◆ EXERCISE
Using the entries that follow, count the lines containing the word "العجز" and give that number by itself.

═════ GIVEN DATA ═════

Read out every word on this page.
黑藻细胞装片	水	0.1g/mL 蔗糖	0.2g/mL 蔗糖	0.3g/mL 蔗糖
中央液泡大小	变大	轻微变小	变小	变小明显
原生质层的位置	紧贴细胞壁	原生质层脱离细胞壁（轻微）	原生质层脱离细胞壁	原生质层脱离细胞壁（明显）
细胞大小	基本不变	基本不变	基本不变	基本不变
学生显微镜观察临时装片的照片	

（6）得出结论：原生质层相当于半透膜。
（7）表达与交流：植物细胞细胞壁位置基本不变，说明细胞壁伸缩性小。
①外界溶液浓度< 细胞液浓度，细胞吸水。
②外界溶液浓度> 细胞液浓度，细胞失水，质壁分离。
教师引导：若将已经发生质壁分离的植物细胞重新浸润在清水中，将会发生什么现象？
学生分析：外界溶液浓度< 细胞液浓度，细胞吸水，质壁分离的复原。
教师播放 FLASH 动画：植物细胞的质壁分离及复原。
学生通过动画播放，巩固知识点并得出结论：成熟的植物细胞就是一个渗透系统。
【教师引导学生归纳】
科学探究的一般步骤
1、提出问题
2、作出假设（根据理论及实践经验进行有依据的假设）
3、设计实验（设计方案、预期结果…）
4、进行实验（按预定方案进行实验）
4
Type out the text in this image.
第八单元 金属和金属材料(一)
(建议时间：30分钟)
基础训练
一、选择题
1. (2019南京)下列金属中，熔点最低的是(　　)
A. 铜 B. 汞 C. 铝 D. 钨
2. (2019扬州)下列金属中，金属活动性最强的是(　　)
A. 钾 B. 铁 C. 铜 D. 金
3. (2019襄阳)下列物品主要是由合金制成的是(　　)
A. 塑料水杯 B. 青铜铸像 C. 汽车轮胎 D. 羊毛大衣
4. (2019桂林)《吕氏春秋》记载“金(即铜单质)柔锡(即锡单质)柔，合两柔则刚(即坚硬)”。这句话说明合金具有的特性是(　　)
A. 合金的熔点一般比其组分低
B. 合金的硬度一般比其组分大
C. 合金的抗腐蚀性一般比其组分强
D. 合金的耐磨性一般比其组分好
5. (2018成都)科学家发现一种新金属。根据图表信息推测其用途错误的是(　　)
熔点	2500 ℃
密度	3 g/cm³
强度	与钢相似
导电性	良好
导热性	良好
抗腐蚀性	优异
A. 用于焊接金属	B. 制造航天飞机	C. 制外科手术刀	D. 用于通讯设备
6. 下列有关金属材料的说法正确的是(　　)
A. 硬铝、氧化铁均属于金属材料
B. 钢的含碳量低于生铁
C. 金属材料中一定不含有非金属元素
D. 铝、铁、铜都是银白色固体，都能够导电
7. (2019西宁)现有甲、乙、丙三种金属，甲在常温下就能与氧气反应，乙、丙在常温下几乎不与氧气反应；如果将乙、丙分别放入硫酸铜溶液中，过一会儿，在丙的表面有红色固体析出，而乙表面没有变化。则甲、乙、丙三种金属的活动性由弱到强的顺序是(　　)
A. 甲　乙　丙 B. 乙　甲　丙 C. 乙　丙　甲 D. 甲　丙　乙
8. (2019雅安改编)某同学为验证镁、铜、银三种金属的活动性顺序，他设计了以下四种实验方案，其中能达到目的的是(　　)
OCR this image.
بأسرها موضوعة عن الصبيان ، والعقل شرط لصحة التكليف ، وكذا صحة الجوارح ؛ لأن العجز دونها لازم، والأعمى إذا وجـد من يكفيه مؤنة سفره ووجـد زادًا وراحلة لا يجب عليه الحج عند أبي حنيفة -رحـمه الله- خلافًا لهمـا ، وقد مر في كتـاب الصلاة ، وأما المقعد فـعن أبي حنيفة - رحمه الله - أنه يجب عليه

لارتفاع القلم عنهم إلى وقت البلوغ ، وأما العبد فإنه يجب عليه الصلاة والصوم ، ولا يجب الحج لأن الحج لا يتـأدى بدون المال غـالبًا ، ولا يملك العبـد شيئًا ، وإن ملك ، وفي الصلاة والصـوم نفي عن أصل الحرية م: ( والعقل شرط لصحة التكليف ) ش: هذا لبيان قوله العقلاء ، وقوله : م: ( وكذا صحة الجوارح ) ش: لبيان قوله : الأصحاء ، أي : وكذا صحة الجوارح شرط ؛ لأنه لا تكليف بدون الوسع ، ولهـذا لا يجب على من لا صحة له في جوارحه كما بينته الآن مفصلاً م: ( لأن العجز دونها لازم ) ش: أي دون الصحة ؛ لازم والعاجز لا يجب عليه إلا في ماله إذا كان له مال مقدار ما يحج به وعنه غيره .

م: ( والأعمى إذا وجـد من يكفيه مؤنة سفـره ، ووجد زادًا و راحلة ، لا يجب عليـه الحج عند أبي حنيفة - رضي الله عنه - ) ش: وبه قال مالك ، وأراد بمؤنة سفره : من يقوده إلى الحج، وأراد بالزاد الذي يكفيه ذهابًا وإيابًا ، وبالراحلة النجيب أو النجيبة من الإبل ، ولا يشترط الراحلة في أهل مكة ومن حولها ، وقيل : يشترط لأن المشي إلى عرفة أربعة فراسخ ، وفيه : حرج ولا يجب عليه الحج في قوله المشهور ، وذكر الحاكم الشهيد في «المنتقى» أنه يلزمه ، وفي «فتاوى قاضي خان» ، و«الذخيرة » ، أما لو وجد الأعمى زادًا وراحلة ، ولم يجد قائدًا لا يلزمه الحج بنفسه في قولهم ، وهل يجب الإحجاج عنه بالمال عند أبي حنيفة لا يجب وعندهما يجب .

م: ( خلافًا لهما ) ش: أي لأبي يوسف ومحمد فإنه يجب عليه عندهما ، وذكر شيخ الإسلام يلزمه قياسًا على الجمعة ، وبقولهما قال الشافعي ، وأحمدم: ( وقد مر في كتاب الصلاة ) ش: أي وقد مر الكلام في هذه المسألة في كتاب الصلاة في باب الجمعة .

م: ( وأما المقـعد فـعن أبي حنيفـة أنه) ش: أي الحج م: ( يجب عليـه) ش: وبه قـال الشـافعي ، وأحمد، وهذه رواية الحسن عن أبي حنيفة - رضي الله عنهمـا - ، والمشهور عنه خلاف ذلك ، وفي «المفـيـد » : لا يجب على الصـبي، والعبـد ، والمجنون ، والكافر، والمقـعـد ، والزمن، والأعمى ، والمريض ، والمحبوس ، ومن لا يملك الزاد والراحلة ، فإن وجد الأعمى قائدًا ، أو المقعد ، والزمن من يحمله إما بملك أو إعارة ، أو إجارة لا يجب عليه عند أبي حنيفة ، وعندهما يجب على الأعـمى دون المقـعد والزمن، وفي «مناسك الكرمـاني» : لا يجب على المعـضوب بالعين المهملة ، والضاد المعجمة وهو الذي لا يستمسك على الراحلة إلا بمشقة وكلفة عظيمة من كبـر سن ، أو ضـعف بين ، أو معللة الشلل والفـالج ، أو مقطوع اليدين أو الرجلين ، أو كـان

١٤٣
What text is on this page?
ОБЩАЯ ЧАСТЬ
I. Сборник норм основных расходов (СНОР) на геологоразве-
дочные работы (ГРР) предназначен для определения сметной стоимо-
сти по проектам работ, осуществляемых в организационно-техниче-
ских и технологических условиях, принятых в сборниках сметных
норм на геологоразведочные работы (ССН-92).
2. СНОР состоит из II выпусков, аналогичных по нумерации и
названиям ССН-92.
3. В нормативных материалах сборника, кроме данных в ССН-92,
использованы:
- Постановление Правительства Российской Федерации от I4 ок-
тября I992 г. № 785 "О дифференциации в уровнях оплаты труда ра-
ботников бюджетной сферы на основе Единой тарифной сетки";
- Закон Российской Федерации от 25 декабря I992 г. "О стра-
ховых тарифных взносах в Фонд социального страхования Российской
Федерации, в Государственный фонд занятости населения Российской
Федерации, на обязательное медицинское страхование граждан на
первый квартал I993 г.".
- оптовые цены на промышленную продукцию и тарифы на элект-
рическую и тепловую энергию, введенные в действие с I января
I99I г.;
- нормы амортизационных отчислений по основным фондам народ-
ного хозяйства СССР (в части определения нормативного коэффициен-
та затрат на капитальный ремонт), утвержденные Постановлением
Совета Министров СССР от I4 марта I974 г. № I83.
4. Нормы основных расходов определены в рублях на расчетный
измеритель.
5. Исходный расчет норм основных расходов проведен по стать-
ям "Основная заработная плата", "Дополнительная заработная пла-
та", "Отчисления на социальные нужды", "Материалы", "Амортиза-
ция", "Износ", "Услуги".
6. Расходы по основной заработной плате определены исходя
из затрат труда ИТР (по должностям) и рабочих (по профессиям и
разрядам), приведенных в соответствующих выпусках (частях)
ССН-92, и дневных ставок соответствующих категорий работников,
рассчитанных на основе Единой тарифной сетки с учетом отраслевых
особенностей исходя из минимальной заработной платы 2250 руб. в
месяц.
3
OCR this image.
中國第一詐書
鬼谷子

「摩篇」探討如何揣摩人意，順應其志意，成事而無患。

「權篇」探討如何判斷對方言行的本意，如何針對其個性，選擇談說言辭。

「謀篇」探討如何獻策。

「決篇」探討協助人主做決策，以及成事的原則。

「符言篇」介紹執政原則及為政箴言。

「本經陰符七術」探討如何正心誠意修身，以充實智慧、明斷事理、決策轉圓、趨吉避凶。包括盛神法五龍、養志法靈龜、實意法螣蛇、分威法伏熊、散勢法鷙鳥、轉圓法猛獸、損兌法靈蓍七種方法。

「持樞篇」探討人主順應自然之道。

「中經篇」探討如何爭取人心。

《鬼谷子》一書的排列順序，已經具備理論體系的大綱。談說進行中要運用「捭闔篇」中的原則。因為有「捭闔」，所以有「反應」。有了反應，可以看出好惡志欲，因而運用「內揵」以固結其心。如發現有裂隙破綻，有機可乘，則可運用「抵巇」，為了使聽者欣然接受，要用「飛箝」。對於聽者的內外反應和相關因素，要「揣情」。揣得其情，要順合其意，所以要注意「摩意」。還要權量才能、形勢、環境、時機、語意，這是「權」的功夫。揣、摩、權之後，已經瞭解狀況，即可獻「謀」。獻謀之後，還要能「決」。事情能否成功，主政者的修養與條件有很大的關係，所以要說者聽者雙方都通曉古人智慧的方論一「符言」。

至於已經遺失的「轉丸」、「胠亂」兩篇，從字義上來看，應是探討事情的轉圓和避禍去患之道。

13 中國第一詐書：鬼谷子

═════

◆ TASK RESPONSE
2